- GIVEN TASK -
Your task is to transcribe all of the records exactly and leave out the pictures.

Collected data:
◇ ◇ ◇ ◇

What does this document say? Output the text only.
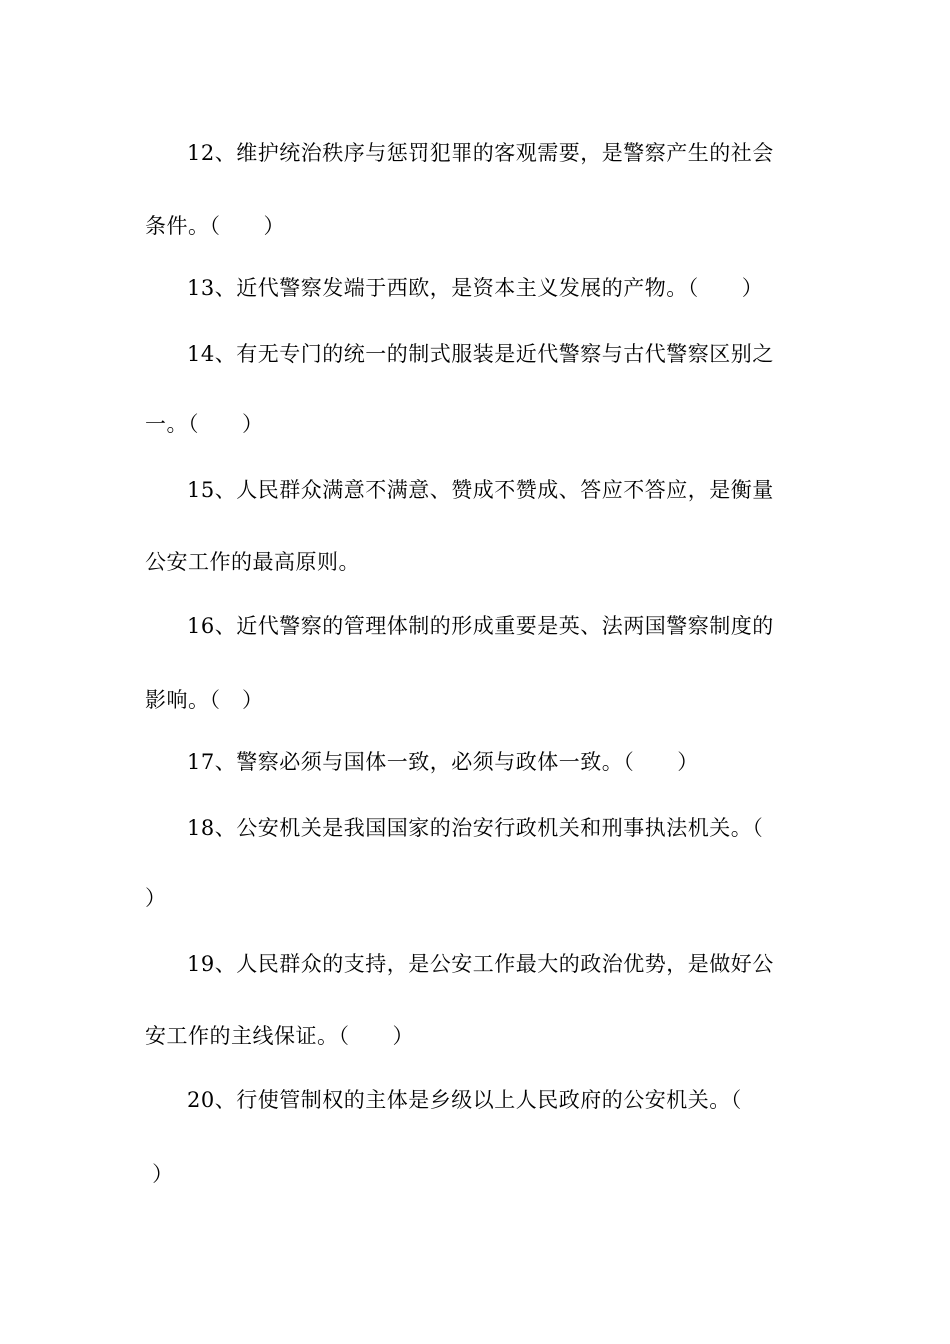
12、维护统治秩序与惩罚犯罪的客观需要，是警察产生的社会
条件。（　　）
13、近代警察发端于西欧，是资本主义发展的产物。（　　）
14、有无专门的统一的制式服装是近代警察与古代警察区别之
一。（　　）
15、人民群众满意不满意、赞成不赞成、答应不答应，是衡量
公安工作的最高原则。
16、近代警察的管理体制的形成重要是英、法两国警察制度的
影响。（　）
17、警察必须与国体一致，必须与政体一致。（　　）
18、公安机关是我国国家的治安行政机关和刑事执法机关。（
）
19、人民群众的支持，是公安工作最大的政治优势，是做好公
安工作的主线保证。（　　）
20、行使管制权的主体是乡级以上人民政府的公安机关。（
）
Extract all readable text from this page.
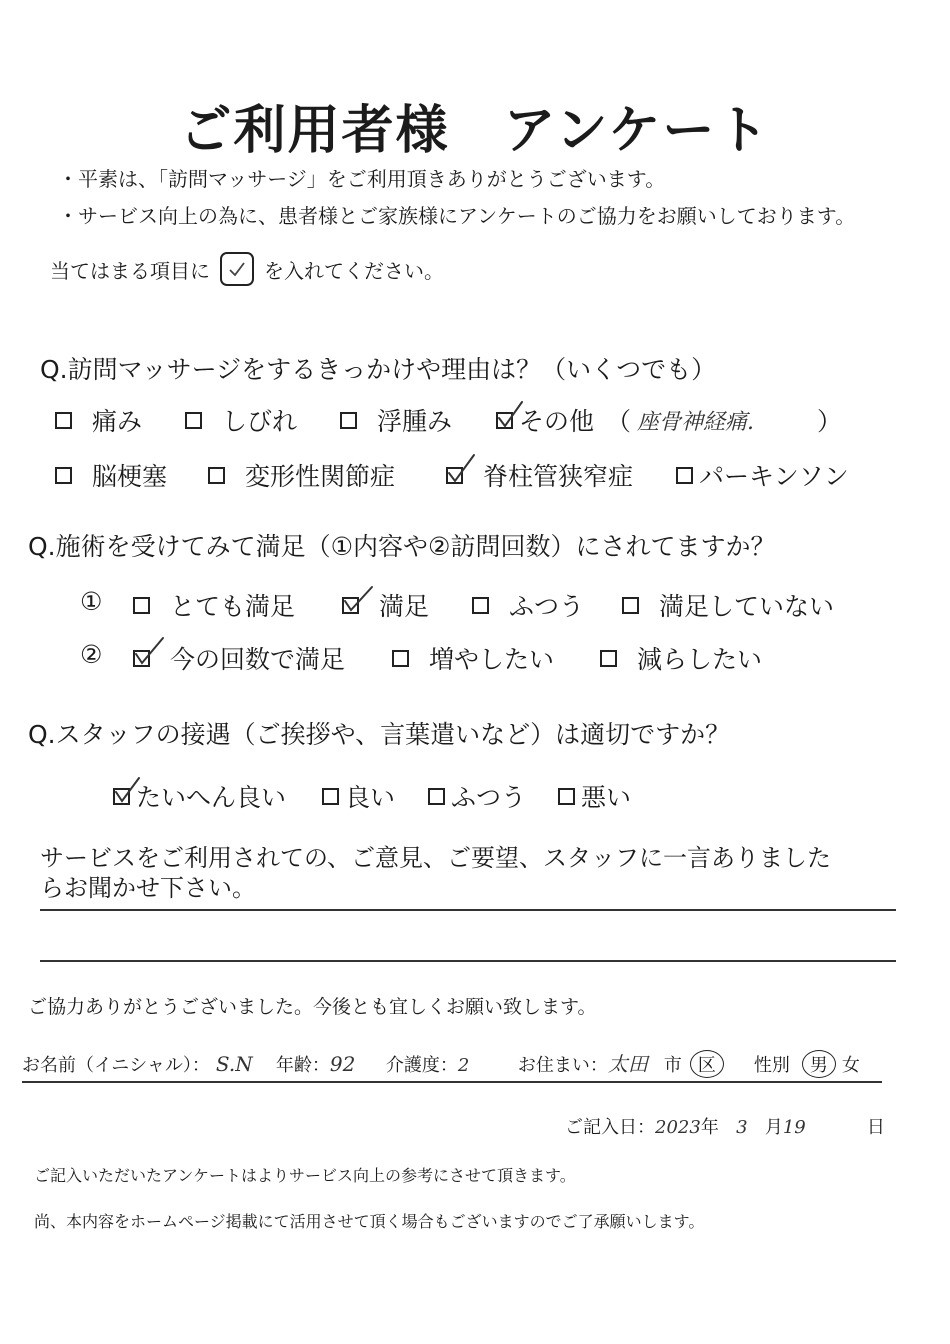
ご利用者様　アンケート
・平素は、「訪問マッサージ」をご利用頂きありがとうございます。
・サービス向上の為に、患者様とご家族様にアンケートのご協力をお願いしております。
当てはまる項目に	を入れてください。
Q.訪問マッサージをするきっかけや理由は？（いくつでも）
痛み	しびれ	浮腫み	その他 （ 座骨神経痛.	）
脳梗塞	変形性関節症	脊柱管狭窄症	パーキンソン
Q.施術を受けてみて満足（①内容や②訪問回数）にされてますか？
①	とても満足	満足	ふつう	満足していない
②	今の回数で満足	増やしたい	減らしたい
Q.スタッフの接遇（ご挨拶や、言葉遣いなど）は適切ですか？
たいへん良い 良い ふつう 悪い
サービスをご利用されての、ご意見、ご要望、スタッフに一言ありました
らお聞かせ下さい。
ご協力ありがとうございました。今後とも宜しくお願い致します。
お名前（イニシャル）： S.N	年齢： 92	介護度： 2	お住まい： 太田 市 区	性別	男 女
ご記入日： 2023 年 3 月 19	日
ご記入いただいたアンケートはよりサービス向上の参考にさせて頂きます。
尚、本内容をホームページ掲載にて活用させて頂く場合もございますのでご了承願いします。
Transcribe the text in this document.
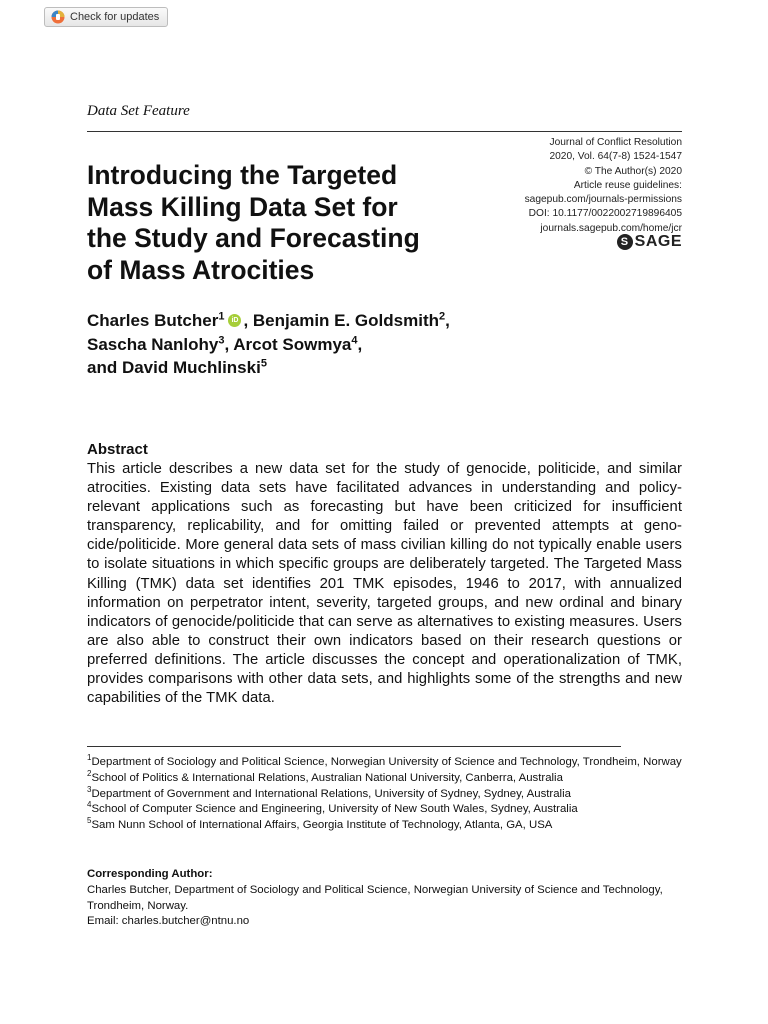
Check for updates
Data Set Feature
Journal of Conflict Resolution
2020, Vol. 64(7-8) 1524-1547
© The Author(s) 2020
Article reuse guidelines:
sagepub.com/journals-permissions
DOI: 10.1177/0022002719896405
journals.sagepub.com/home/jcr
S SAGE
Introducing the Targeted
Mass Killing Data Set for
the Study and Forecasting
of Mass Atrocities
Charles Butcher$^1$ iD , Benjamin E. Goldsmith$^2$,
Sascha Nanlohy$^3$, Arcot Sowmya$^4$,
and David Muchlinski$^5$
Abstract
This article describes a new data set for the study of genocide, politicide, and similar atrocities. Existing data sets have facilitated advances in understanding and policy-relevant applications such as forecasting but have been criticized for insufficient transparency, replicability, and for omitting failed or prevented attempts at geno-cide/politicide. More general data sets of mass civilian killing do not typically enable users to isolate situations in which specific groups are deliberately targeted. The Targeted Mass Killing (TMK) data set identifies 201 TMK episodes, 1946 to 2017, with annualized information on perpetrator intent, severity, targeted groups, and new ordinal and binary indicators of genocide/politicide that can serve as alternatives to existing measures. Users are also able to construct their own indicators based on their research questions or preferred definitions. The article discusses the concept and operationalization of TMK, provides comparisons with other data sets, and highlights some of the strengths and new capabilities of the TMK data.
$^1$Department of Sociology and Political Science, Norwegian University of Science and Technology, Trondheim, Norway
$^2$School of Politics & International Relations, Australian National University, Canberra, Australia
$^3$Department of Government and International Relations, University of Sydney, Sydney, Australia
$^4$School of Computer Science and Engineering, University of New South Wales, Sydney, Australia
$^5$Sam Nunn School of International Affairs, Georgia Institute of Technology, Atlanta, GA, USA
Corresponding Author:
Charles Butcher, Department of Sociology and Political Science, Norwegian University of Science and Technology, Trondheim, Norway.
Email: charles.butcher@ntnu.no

◇ ◇ ◇ ◇

- ANSWER TO THIS EXERCISE -
What does this document say? Output the text only.
12、维护统治秩序与惩罚犯罪的客观需要，是警察产生的社会
条件。（　　）
13、近代警察发端于西欧，是资本主义发展的产物。（　　）
14、有无专门的统一的制式服装是近代警察与古代警察区别之
一。（　　）
15、人民群众满意不满意、赞成不赞成、答应不答应，是衡量
公安工作的最高原则。
16、近代警察的管理体制的形成重要是英、法两国警察制度的
影响。（　）
17、警察必须与国体一致，必须与政体一致。（　　）
18、公安机关是我国国家的治安行政机关和刑事执法机关。（
）
19、人民群众的支持，是公安工作最大的政治优势，是做好公
安工作的主线保证。（　　）
20、行使管制权的主体是乡级以上人民政府的公安机关。（
）
Extract all readable text from this page.
ご利用者様　アンケート
・平素は、「訪問マッサージ」をご利用頂きありがとうございます。
・サービス向上の為に、患者様とご家族様にアンケートのご協力をお願いしております。
当てはまる項目に	を入れてください。
Q.訪問マッサージをするきっかけや理由は？（いくつでも）
痛み	しびれ	浮腫み	その他 （ 座骨神経痛.	）
脳梗塞	変形性関節症	脊柱管狭窄症	パーキンソン
Q.施術を受けてみて満足（①内容や②訪問回数）にされてますか？
①	とても満足	満足	ふつう	満足していない
②	今の回数で満足	増やしたい	減らしたい
Q.スタッフの接遇（ご挨拶や、言葉遣いなど）は適切ですか？
たいへん良い 良い ふつう 悪い
サービスをご利用されての、ご意見、ご要望、スタッフに一言ありました
らお聞かせ下さい。
ご協力ありがとうございました。今後とも宜しくお願い致します。
お名前（イニシャル）： S.N	年齢： 92	介護度： 2	お住まい： 太田 市 区	性別	男 女
ご記入日： 2023 年 3 月 19	日
ご記入いただいたアンケートはよりサービス向上の参考にさせて頂きます。
尚、本内容をホームページ掲載にて活用させて頂く場合もございますのでご了承願いします。
Transcribe the text in this document.
Check for updates
Data Set Feature
Journal of Conflict Resolution
2020, Vol. 64(7-8) 1524-1547
© The Author(s) 2020
Article reuse guidelines:
sagepub.com/journals-permissions
DOI: 10.1177/0022002719896405
journals.sagepub.com/home/jcr
S SAGE
Introducing the Targeted
Mass Killing Data Set for
the Study and Forecasting
of Mass Atrocities
Charles Butcher$^1$ iD , Benjamin E. Goldsmith$^2$,
Sascha Nanlohy$^3$, Arcot Sowmya$^4$,
and David Muchlinski$^5$
Abstract
This article describes a new data set for the study of genocide, politicide, and similar atrocities. Existing data sets have facilitated advances in understanding and policy-relevant applications such as forecasting but have been criticized for insufficient transparency, replicability, and for omitting failed or prevented attempts at geno-cide/politicide. More general data sets of mass civilian killing do not typically enable users to isolate situations in which specific groups are deliberately targeted. The Targeted Mass Killing (TMK) data set identifies 201 TMK episodes, 1946 to 2017, with annualized information on perpetrator intent, severity, targeted groups, and new ordinal and binary indicators of genocide/politicide that can serve as alternatives to existing measures. Users are also able to construct their own indicators based on their research questions or preferred definitions. The article discusses the concept and operationalization of TMK, provides comparisons with other data sets, and highlights some of the strengths and new capabilities of the TMK data.
$^1$Department of Sociology and Political Science, Norwegian University of Science and Technology, Trondheim, Norway
$^2$School of Politics & International Relations, Australian National University, Canberra, Australia
$^3$Department of Government and International Relations, University of Sydney, Sydney, Australia
$^4$School of Computer Science and Engineering, University of New South Wales, Sydney, Australia
$^5$Sam Nunn School of International Affairs, Georgia Institute of Technology, Atlanta, GA, USA
Corresponding Author:
Charles Butcher, Department of Sociology and Political Science, Norwegian University of Science and Technology, Trondheim, Norway.
Email: charles.butcher@ntnu.no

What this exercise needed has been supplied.